• **Task requirements**:
Output each entry below as it stands, leaving out every picture.

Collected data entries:
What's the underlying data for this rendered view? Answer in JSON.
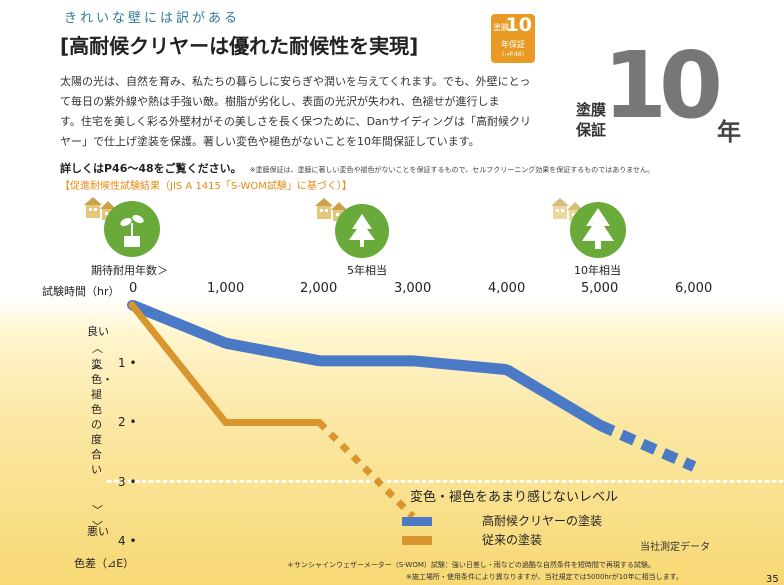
{
  "header": {
    "tagline": "きれいな壁には訳がある",
    "headline": "[高耐候クリヤーは優れた耐候性を実現]",
    "badge": {
      "top": "塗膜",
      "num": "10",
      "mid": "年保証",
      "ref": "(→P.46)"
    }
  },
  "body_lines": [
    "太陽の光は、自然を育み、私たちの暮らしに安らぎや潤いを与えてくれます。でも、外壁にとっ",
    "て毎日の紫外線や熱は手強い敵。樹脂が劣化し、表面の光沢が失われ、色褪せが進行しま",
    "す。住宅を美しく彩る外壁材がその美しさを長く保つために、Danサイディングは「高耐候クリ",
    "ヤー」で仕上げ塗装を保護。著しい変色や褪色がないことを10年間保証しています。"
  ],
  "notes": {
    "detail": "詳しくはP46〜48をご覧ください。",
    "disclaimer": "※塗膜保証は、塗膜に著しい変色や褪色がないことを保証するもので、セルフクリーニング効果を保証するものではありません。"
  },
  "warranty": {
    "label_line1": "塗膜",
    "label_line2": "保証",
    "number": "10",
    "unit": "年"
  },
  "test_title": "【促進耐候性試験結果（JIS A 1415「S-WOM試験」に基づく）】",
  "stages": [
    "期待耐用年数＞",
    "5年相当",
    "10年相当"
  ],
  "chart_data": {
    "type": "line",
    "title": "促進耐候性試験結果",
    "xlabel": "試験時間（hr）",
    "ylabel": "変色・褪色の度合い",
    "x_ticks": [
      "0",
      "1,000",
      "2,000",
      "3,000",
      "4,000",
      "5,000",
      "6,000"
    ],
    "y_ticks": [
      "1",
      "2",
      "3",
      "4"
    ],
    "xlim": [
      0,
      6000
    ],
    "ylim": [
      0,
      4
    ],
    "y_top_label": "良い",
    "y_bottom_label": "悪い",
    "unit_label": "色差（⊿E）",
    "threshold": {
      "value": 3,
      "label": "変色・褪色をあまり感じないレベル"
    },
    "series": [
      {
        "name": "高耐候クリヤーの塗装",
        "color": "#4a79c6",
        "x": [
          0,
          1000,
          2000,
          3000,
          4000,
          5000,
          6000
        ],
        "y": [
          0,
          0.65,
          0.95,
          0.95,
          1.1,
          2.05,
          2.75
        ],
        "dashed_from_x": 5000
      },
      {
        "name": "従来の塗装",
        "color": "#d9962e",
        "x": [
          0,
          1000,
          2000,
          3000
        ],
        "y": [
          0,
          2,
          2,
          3.6
        ],
        "dashed_from_x": 2000
      }
    ]
  },
  "data_note": "当社測定データ",
  "footnotes": [
    "＊サンシャインウェザーメーター（S-WOM）試験：強い日差し・雨などの過酷な自然条件を短時間で再現する試験。",
    "※施工場所・使用条件により異なりますが、当社規定では5000hrが10年に相当します。"
  ],
  "page_number": "35",
  "colors": {
    "accent_orange": "#e48b13",
    "blue_series": "#4a79c6",
    "orange_series": "#d9962e",
    "tree_green": "#6aaa3a"
  },
  "icons": [
    "house-icon",
    "plant-icon",
    "tree-icon"
  ]
}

• **In response**:
What's the underlying data for this rendered view? Answer in JSON.
{
  "header": {
    "tagline": "きれいな壁には訳がある",
    "headline": "[高耐候クリヤーは優れた耐候性を実現]",
    "badge": {
      "top": "塗膜",
      "num": "10",
      "mid": "年保証",
      "ref": "(→P.46)"
    }
  },
  "body_lines": [
    "太陽の光は、自然を育み、私たちの暮らしに安らぎや潤いを与えてくれます。でも、外壁にとっ",
    "て毎日の紫外線や熱は手強い敵。樹脂が劣化し、表面の光沢が失われ、色褪せが進行しま",
    "す。住宅を美しく彩る外壁材がその美しさを長く保つために、Danサイディングは「高耐候クリ",
    "ヤー」で仕上げ塗装を保護。著しい変色や褪色がないことを10年間保証しています。"
  ],
  "notes": {
    "detail": "詳しくはP46〜48をご覧ください。",
    "disclaimer": "※塗膜保証は、塗膜に著しい変色や褪色がないことを保証するもので、セルフクリーニング効果を保証するものではありません。"
  },
  "warranty": {
    "label_line1": "塗膜",
    "label_line2": "保証",
    "number": "10",
    "unit": "年"
  },
  "test_title": "【促進耐候性試験結果（JIS A 1415「S-WOM試験」に基づく）】",
  "stages": [
    "期待耐用年数＞",
    "5年相当",
    "10年相当"
  ],
  "chart_data": {
    "type": "line",
    "title": "促進耐候性試験結果",
    "xlabel": "試験時間（hr）",
    "ylabel": "変色・褪色の度合い",
    "x_ticks": [
      "0",
      "1,000",
      "2,000",
      "3,000",
      "4,000",
      "5,000",
      "6,000"
    ],
    "y_ticks": [
      "1",
      "2",
      "3",
      "4"
    ],
    "xlim": [
      0,
      6000
    ],
    "ylim": [
      0,
      4
    ],
    "y_top_label": "良い",
    "y_bottom_label": "悪い",
    "unit_label": "色差（⊿E）",
    "threshold": {
      "value": 3,
      "label": "変色・褪色をあまり感じないレベル"
    },
    "series": [
      {
        "name": "高耐候クリヤーの塗装",
        "color": "#4a79c6",
        "x": [
          0,
          1000,
          2000,
          3000,
          4000,
          5000,
          6000
        ],
        "y": [
          0,
          0.65,
          0.95,
          0.95,
          1.1,
          2.05,
          2.75
        ],
        "dashed_from_x": 5000
      },
      {
        "name": "従来の塗装",
        "color": "#d9962e",
        "x": [
          0,
          1000,
          2000,
          3000
        ],
        "y": [
          0,
          2,
          2,
          3.6
        ],
        "dashed_from_x": 2000
      }
    ]
  },
  "data_note": "当社測定データ",
  "footnotes": [
    "＊サンシャインウェザーメーター（S-WOM）試験：強い日差し・雨などの過酷な自然条件を短時間で再現する試験。",
    "※施工場所・使用条件により異なりますが、当社規定では5000hrが10年に相当します。"
  ],
  "page_number": "35",
  "colors": {
    "accent_orange": "#e48b13",
    "blue_series": "#4a79c6",
    "orange_series": "#d9962e",
    "tree_green": "#6aaa3a"
  },
  "icons": [
    "house-icon",
    "plant-icon",
    "tree-icon"
  ]
}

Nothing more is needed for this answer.